PROBLEM DESCRIPTION. In the entries below, render everything from the line containing "volume-bar: [267, 475, 275, 527]" down to the line containing "candle-body: [430, 258, 436, 265]", both ends included, as a JSON list of strings. Use one string per line and leave out blank lines.

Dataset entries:
========================================

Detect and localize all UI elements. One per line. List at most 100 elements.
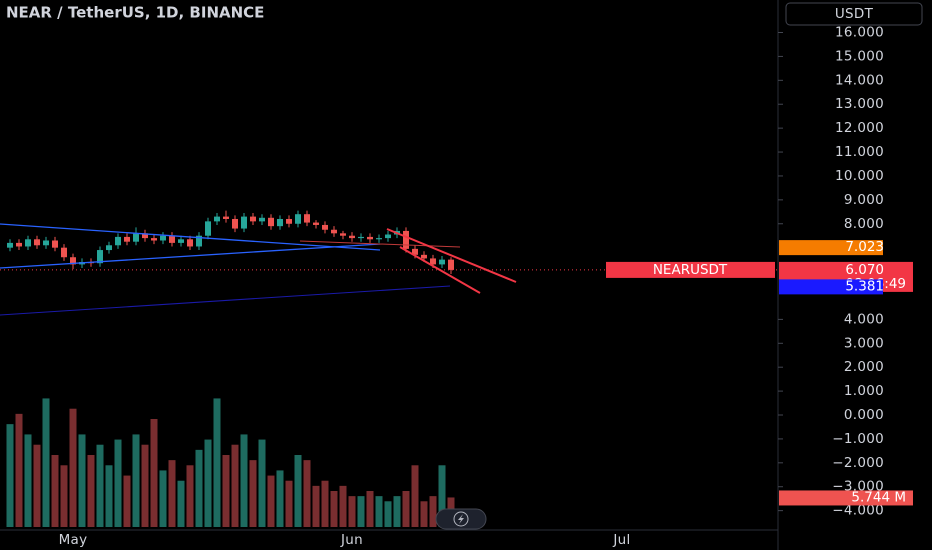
volume-bar: [267, 475, 275, 527]
candle-body: [367, 236, 373, 240]
volume-bar: [60, 465, 68, 527]
candle-body: [421, 254, 427, 259]
y-tick-label: 9.000: [844, 192, 884, 208]
symbol-badge: [606, 261, 775, 278]
candle-body: [43, 240, 49, 246]
candle-body: [169, 235, 175, 243]
candle-body: [304, 214, 310, 223]
volume-bar: [114, 439, 122, 527]
price-badge-label: 6.070: [845, 262, 884, 278]
y-tick-label: 1.000: [844, 383, 884, 399]
x-tick-label: May: [59, 532, 88, 548]
volume-bar: [294, 455, 302, 527]
candle-body: [115, 236, 121, 246]
volume-bar: [420, 501, 428, 527]
candle-body: [277, 218, 283, 227]
volume-bar: [6, 424, 14, 527]
volume-bar: [402, 491, 410, 527]
chart-title: NEAR / TetherUS, 1D, BINANCE: [6, 4, 264, 22]
candle-body: [178, 239, 184, 243]
candle-body: [25, 239, 31, 247]
y-tick-label: 10.000: [835, 168, 884, 184]
candle-body: [313, 222, 319, 225]
candle-body: [61, 247, 67, 258]
y-tick-label: −4.000: [832, 503, 884, 519]
candle-body: [52, 240, 58, 248]
x-tick-label: Jul: [612, 532, 630, 548]
price-badge-label: 5.381: [845, 278, 884, 294]
volume-bar: [330, 491, 338, 527]
volume-bar: [375, 496, 383, 527]
volume-bar: [15, 413, 23, 527]
volume-bar: [51, 455, 59, 527]
volume-bar: [213, 398, 221, 527]
trendline: [0, 223, 381, 251]
currency-label[interactable]: USDT: [835, 6, 874, 22]
volume-bar: [24, 434, 32, 527]
candle-body: [259, 217, 265, 222]
volume-bar: [339, 485, 347, 527]
price-badge: [779, 279, 883, 295]
y-tick-label: 8.000: [844, 216, 884, 232]
volume-bar: [366, 491, 374, 527]
candle-body: [34, 239, 40, 246]
candle-body: [430, 258, 436, 265]
trendline: [0, 285, 451, 316]
volume-bar: [429, 496, 437, 527]
candle-body: [349, 235, 355, 239]
y-tick-label: −2.000: [832, 455, 884, 471]
candle-body: [412, 248, 418, 255]
candle-body: [223, 216, 229, 219]
trendline: [299, 240, 461, 248]
currency-button[interactable]: [785, 2, 923, 26]
candle-body: [295, 214, 301, 224]
y-tick-label: 13.000: [835, 96, 884, 112]
volume-bar: [303, 460, 311, 527]
volume-bar: [240, 434, 248, 527]
candle-body: [403, 230, 409, 249]
volume-bar: [141, 444, 149, 527]
volume-bar: [78, 434, 86, 527]
volume-bar: [168, 460, 176, 527]
volume-bar: [357, 496, 365, 527]
candle-body: [124, 236, 130, 242]
volume-bar: [222, 455, 230, 527]
volume-bar: [276, 470, 284, 527]
volume-bar: [159, 470, 167, 527]
volume-bar: [42, 398, 50, 527]
candle-body: [133, 233, 139, 242]
candle-body: [160, 235, 166, 241]
lightning-button[interactable]: [435, 508, 487, 530]
candle-body: [142, 233, 148, 239]
y-tick-label: 0.000: [844, 407, 884, 423]
volume-bar: [321, 480, 329, 527]
y-tick-label: 3.000: [844, 335, 884, 351]
volume-bar: [249, 460, 257, 527]
candle-body: [232, 218, 238, 229]
candle-body: [16, 242, 22, 247]
candle-body: [97, 250, 103, 264]
candle-body: [214, 216, 220, 222]
volume-badge: [779, 490, 913, 506]
y-tick-label: 14.000: [835, 72, 884, 88]
volume-bar: [132, 434, 140, 527]
volume-bar: [384, 501, 392, 527]
volume-bar: [150, 419, 158, 527]
candle-body: [106, 245, 112, 251]
candle-body: [151, 238, 157, 241]
volume-bar: [177, 480, 185, 527]
candle-body: [340, 233, 346, 236]
volume-bar: [105, 465, 113, 527]
volume-bar: [69, 408, 77, 527]
candle-body: [322, 224, 328, 230]
candle-body: [196, 235, 202, 247]
volume-bar: [348, 496, 356, 527]
candle-body: [331, 229, 337, 234]
volume-bar: [258, 439, 266, 527]
symbol-label: NEARUSDT: [653, 262, 728, 278]
y-tick-label: 16.000: [835, 25, 884, 41]
candle-body: [376, 238, 382, 240]
volume-bar: [393, 496, 401, 527]
volume-bar: [231, 444, 239, 527]
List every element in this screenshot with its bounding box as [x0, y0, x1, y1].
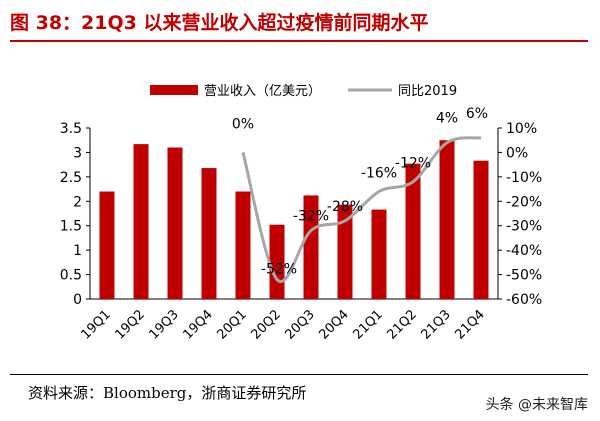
x-tick-label-20Q1: 20Q1 — [214, 307, 249, 342]
x-tick-label-20Q3: 20Q3 — [282, 307, 317, 342]
y-left-tick-label: 0.5 — [60, 268, 82, 284]
y-right-tick-label: -30% — [506, 219, 542, 235]
y-right-tick-label: -60% — [506, 292, 542, 308]
y-right-tick-label: -40% — [506, 243, 542, 259]
legend-line-label: 同比2019 — [398, 84, 457, 99]
data-label-20Q1: 0% — [232, 116, 254, 132]
data-label-21Q2: -12% — [395, 156, 431, 172]
chart-title: 图 38：21Q3 以来营业收入超过疫情前同期水平 — [10, 12, 429, 34]
x-tick-label-21Q1: 21Q1 — [350, 307, 385, 342]
x-tick-label-19Q2: 19Q2 — [112, 307, 147, 342]
bar-21Q4 — [473, 160, 489, 299]
y-right-tick-label: 0% — [506, 145, 528, 161]
x-tick-label-21Q4: 21Q4 — [452, 307, 487, 342]
data-label-21Q1: -16% — [361, 166, 397, 182]
bar-21Q3 — [439, 140, 455, 299]
y-right-tick-label: -20% — [506, 194, 542, 210]
legend-bar-swatch — [150, 85, 198, 95]
bar-19Q2 — [133, 144, 149, 299]
data-label-20Q3: -32% — [293, 209, 329, 225]
legend-bar-label: 营业收入（亿美元） — [204, 84, 321, 99]
y-left-tick-label: 3.5 — [60, 121, 82, 137]
bar-19Q1 — [99, 191, 115, 299]
bar-19Q3 — [167, 147, 183, 299]
y-left-tick-label: 2.5 — [60, 170, 82, 186]
y-left-tick-label: 1 — [73, 243, 82, 259]
watermark: 头条 @未来智库 — [485, 397, 588, 413]
x-tick-label-19Q3: 19Q3 — [146, 307, 181, 342]
x-tick-label-21Q2: 21Q2 — [384, 307, 419, 342]
data-label-21Q4: 6% — [466, 106, 488, 122]
x-tick-label-20Q2: 20Q2 — [248, 307, 283, 342]
source-note: 资料来源：Bloomberg，浙商证券研究所 — [28, 384, 307, 402]
x-tick-label-21Q3: 21Q3 — [418, 307, 453, 342]
yoy-line — [241, 136, 482, 284]
y-right-tick-label: -10% — [506, 170, 542, 186]
y-right-tick-label: -50% — [506, 268, 542, 284]
data-label-20Q4: -28% — [327, 199, 363, 215]
x-tick-label-19Q4: 19Q4 — [180, 307, 215, 342]
bar-21Q1 — [371, 209, 387, 299]
bar-20Q1 — [235, 191, 251, 299]
y-left-tick-label: 3 — [73, 145, 82, 161]
bar-20Q3 — [303, 195, 319, 299]
source-divider — [10, 374, 588, 375]
bar-21Q2 — [405, 163, 421, 299]
data-label-21Q3: 4% — [436, 111, 458, 127]
x-tick-label-19Q1: 19Q1 — [78, 307, 113, 342]
data-label-20Q2: -52% — [261, 261, 297, 277]
x-tick-label-20Q4: 20Q4 — [316, 307, 351, 342]
y-left-tick-label: 0 — [73, 292, 82, 308]
y-right-tick-label: 10% — [506, 121, 537, 137]
bar-20Q4 — [337, 204, 353, 299]
y-left-tick-label: 1.5 — [60, 219, 82, 235]
bar-19Q4 — [201, 168, 217, 299]
title-divider — [10, 40, 588, 42]
chart-area: 营业收入（亿美元） 同比2019 0 0.5 1 1.5 2 2.5 3 3.5 -60% -50% -… — [60, 84, 542, 343]
y-left-tick-label: 2 — [73, 194, 82, 210]
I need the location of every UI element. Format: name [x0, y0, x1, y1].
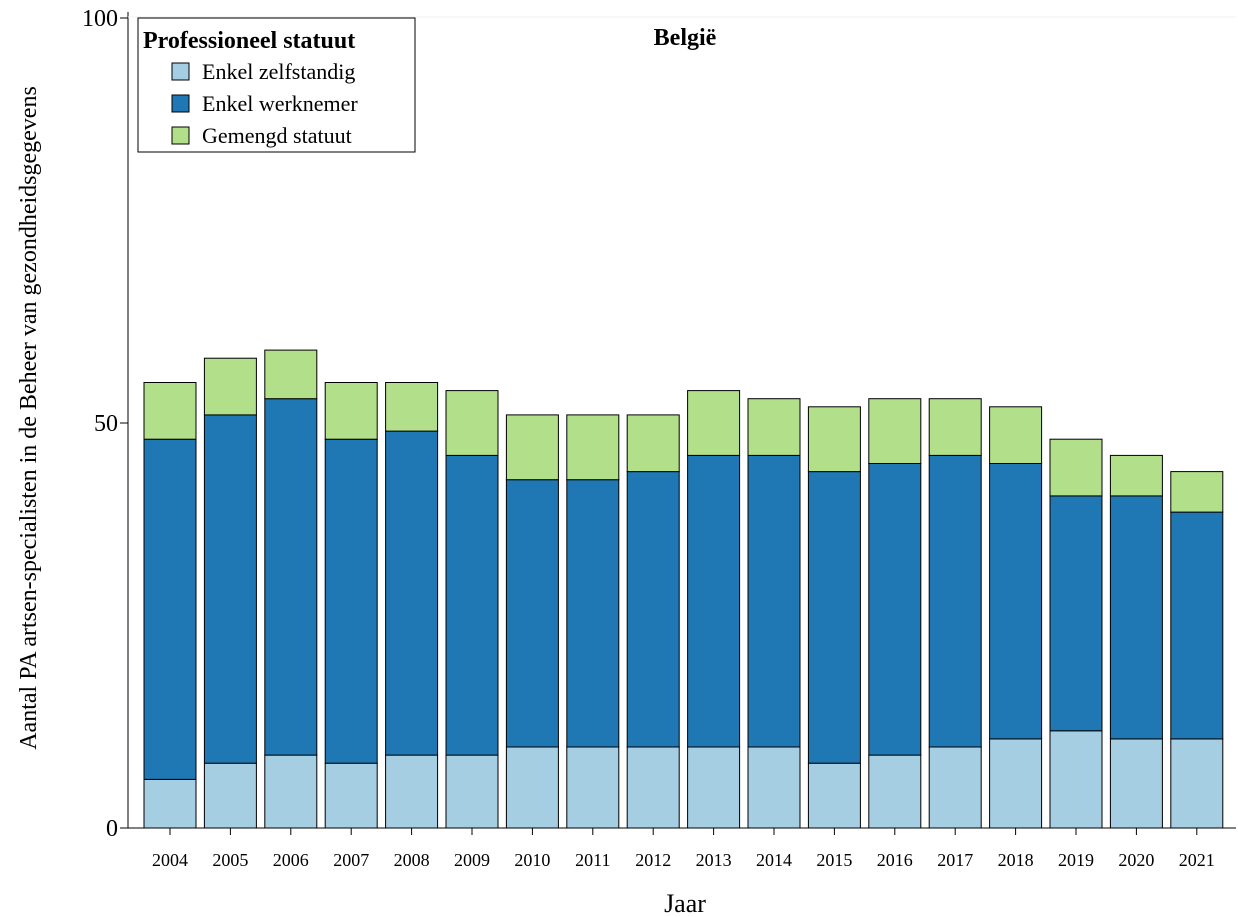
- bar-2007-series-1: [324, 438, 378, 764]
- x-tick-label-2014: 2014: [756, 850, 792, 870]
- bar-2021-series-0: [1170, 738, 1224, 829]
- bar-2013-series-2: [687, 390, 741, 456]
- bar-2015-series-0: [807, 762, 861, 829]
- bar-2006-series-2: [264, 349, 318, 400]
- bar-2007-series-0: [324, 762, 378, 829]
- bar-2010-series-1: [505, 479, 559, 748]
- bar-2010-series-0: [505, 746, 559, 829]
- y-tick-label-0: 0: [106, 816, 118, 842]
- y-tick-label-50: 50: [94, 411, 118, 437]
- bar-2015-series-2: [807, 406, 861, 473]
- bar-2018-series-2: [989, 406, 1043, 464]
- axes-layer: 0 50 100 2004 2005 2006 2007 2008 2009 2010 2011 20…: [82, 6, 1236, 870]
- x-tick-label-2012: 2012: [635, 850, 671, 870]
- bar-2014-series-0: [747, 746, 801, 829]
- bar-2004-series-2: [143, 382, 197, 440]
- x-tick-label-2006: 2006: [273, 850, 309, 870]
- bar-2010-series-2: [505, 414, 559, 481]
- legend-title: Professioneel statuut: [143, 28, 355, 54]
- x-tick-label-2005: 2005: [212, 850, 248, 870]
- x-tick-label-2011: 2011: [575, 850, 610, 870]
- bar-2020-series-1: [1109, 495, 1163, 740]
- x-tick-label-2013: 2013: [696, 850, 732, 870]
- bar-2020-series-2: [1109, 454, 1163, 497]
- bar-2011-series-1: [566, 479, 620, 748]
- bar-2008-series-1: [385, 430, 439, 756]
- legend-items: Enkel zelfstandig Enkel werknemer Gemengd …: [171, 59, 358, 148]
- x-tick-label-2019: 2019: [1058, 850, 1094, 870]
- y-tick-label-100: 100: [82, 6, 118, 32]
- x-tick-label-2021: 2021: [1179, 850, 1215, 870]
- bar-2009-series-2: [445, 390, 499, 456]
- bar-2008-series-0: [385, 754, 439, 829]
- bar-2019-series-2: [1049, 438, 1103, 497]
- bar-2017-series-1: [928, 454, 982, 748]
- chart-title: België: [654, 25, 717, 51]
- bar-2019-series-0: [1049, 730, 1103, 829]
- legend-label-0: Enkel zelfstandig: [202, 59, 355, 84]
- bar-2006-series-0: [264, 754, 318, 829]
- y-axis-label: Aantal PA artsen-specialisten in de Behe…: [16, 86, 42, 750]
- legend-label-1: Enkel werknemer: [202, 91, 358, 116]
- x-tick-label-2015: 2015: [816, 850, 852, 870]
- bar-2017-series-2: [928, 398, 982, 456]
- bar-2019-series-1: [1049, 495, 1103, 732]
- x-tick-label-2004: 2004: [152, 850, 188, 870]
- bars-layer: [143, 349, 1224, 829]
- bar-2007-series-2: [324, 382, 378, 440]
- x-tick-label-2020: 2020: [1118, 850, 1154, 870]
- x-tick-label-2008: 2008: [394, 850, 430, 870]
- bar-2014-series-1: [747, 454, 801, 748]
- bar-2017-series-0: [928, 746, 982, 829]
- bar-2012-series-1: [626, 471, 680, 748]
- bar-2011-series-2: [566, 414, 620, 481]
- bar-2016-series-2: [868, 398, 922, 465]
- bar-2004-series-1: [143, 438, 197, 780]
- x-axis-label: Jaar: [664, 889, 706, 917]
- bar-2016-series-1: [868, 463, 922, 756]
- x-tick-label-2009: 2009: [454, 850, 490, 870]
- x-tick-label-2007: 2007: [333, 850, 369, 870]
- bar-2006-series-1: [264, 398, 318, 756]
- legend-swatch-2: [171, 126, 190, 145]
- x-tick-label-2010: 2010: [514, 850, 550, 870]
- bar-2011-series-0: [566, 746, 620, 829]
- bar-2018-series-1: [989, 463, 1043, 740]
- bar-2013-series-0: [687, 746, 741, 829]
- bar-2013-series-1: [687, 454, 741, 748]
- bar-2004-series-0: [143, 778, 197, 829]
- x-tick-label-2017: 2017: [937, 850, 973, 870]
- bar-2005-series-0: [203, 762, 257, 829]
- bar-2012-series-2: [626, 414, 680, 473]
- bar-2005-series-2: [203, 357, 257, 416]
- x-tick-label-2016: 2016: [877, 850, 913, 870]
- legend-swatch-0: [171, 62, 190, 81]
- bar-2012-series-0: [626, 746, 680, 829]
- bar-2005-series-1: [203, 414, 257, 764]
- legend-swatch-1: [171, 94, 190, 113]
- bar-2009-series-1: [445, 454, 499, 756]
- bar-2014-series-2: [747, 398, 801, 456]
- bar-2015-series-1: [807, 471, 861, 764]
- legend-label-2: Gemengd statuut: [202, 123, 352, 148]
- bar-2009-series-0: [445, 754, 499, 829]
- legend: Professioneel statuut Enkel zelfstandigE…: [137, 17, 416, 153]
- bar-2021-series-1: [1170, 511, 1224, 740]
- bar-2021-series-2: [1170, 471, 1224, 513]
- bar-2018-series-0: [989, 738, 1043, 829]
- bar-2008-series-2: [385, 382, 439, 432]
- bar-2016-series-0: [868, 754, 922, 829]
- x-tick-label-2018: 2018: [998, 850, 1034, 870]
- bar-2020-series-0: [1109, 738, 1163, 829]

========================================

WRITTEN SOLUTION.
[
  "volume-bar: [267, 475, 275, 527]",
  "candle-body: [367, 236, 373, 240]",
  "volume-bar: [60, 465, 68, 527]",
  "candle-body: [421, 254, 427, 259]",
  "y-tick-label: 9.000: [844, 192, 884, 208]",
  "symbol-badge: [606, 261, 775, 278]",
  "candle-body: [43, 240, 49, 246]",
  "candle-body: [169, 235, 175, 243]",
  "candle-body: [304, 214, 310, 223]",
  "volume-bar: [114, 439, 122, 527]",
  "price-badge-label: 6.070: [845, 262, 884, 278]",
  "y-tick-label: 1.000: [844, 383, 884, 399]",
  "x-tick-label: May: [59, 532, 88, 548]",
  "volume-bar: [294, 455, 302, 527]",
  "candle-body: [115, 236, 121, 246]",
  "volume-bar: [420, 501, 428, 527]",
  "candle-body: [277, 218, 283, 227]",
  "volume-bar: [6, 424, 14, 527]",
  "volume-bar: [402, 491, 410, 527]",
  "chart-title: NEAR / TetherUS, 1D, BINANCE: [6, 4, 264, 22]",
  "candle-body: [178, 239, 184, 243]",
  "candle-body: [25, 239, 31, 247]",
  "y-tick-label: 10.000: [835, 168, 884, 184]",
  "candle-body: [313, 222, 319, 225]",
  "candle-body: [61, 247, 67, 258]",
  "y-tick-label: −4.000: [832, 503, 884, 519]",
  "candle-body: [52, 240, 58, 248]",
  "x-tick-label: Jul: [612, 532, 630, 548]",
  "price-badge-label: 5.381: [845, 278, 884, 294]",
  "volume-bar: [330, 491, 338, 527]",
  "volume-bar: [375, 496, 383, 527]",
  "volume-bar: [15, 413, 23, 527]",
  "volume-bar: [51, 455, 59, 527]",
  "volume-bar: [213, 398, 221, 527]",
  "trendline: [0, 223, 381, 251]",
  "currency-label[interactable]: USDT: [835, 6, 874, 22]",
  "volume-bar: [24, 434, 32, 527]",
  "candle-body: [259, 217, 265, 222]",
  "volume-bar: [339, 485, 347, 527]",
  "price-badge: [779, 279, 883, 295]",
  "y-tick-label: 8.000: [844, 216, 884, 232]",
  "volume-bar: [366, 491, 374, 527]",
  "candle-body: [34, 239, 40, 246]",
  "candle-body: [430, 258, 436, 265]"
]